— Start DATASET —

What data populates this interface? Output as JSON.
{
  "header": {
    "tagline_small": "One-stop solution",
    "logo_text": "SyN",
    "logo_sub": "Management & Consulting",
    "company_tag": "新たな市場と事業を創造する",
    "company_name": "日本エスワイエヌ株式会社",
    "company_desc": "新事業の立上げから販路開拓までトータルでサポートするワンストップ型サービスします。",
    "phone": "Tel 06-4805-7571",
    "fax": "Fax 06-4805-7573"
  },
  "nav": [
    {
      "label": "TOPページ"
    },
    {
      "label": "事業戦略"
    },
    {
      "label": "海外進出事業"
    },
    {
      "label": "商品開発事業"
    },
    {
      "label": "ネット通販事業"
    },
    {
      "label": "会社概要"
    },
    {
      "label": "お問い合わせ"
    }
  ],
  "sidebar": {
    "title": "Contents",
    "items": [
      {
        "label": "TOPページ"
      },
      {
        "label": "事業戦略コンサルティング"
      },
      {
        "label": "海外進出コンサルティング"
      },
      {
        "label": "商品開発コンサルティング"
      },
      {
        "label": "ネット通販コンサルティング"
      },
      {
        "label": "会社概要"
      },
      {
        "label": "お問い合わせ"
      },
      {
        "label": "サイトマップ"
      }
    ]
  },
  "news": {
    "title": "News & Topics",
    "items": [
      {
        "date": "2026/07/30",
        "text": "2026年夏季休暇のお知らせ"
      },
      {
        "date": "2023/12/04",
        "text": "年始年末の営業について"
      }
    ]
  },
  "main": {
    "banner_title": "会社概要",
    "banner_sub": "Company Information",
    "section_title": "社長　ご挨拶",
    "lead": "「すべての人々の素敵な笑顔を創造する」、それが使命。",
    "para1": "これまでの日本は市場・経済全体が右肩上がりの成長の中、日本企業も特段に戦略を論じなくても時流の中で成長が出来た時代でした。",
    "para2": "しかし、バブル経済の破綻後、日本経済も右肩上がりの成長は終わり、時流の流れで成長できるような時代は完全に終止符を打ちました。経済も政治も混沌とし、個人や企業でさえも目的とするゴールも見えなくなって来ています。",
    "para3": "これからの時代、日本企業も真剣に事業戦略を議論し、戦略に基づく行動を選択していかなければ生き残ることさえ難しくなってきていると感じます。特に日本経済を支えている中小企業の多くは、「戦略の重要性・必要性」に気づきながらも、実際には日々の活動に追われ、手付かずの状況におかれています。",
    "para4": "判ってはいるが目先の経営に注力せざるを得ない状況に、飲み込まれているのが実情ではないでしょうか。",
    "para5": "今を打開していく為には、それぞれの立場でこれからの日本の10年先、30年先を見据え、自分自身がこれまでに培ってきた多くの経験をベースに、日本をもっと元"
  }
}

— End DATASET —

**EXERCISE DIRECTIONS**.
Locate the word "会社概要" in the entries, and copy every line where it is found.

**COMPLETE RESPONSE**.
      "label": "会社概要"
        "label": "会社概要"
    "banner_title": "会社概要",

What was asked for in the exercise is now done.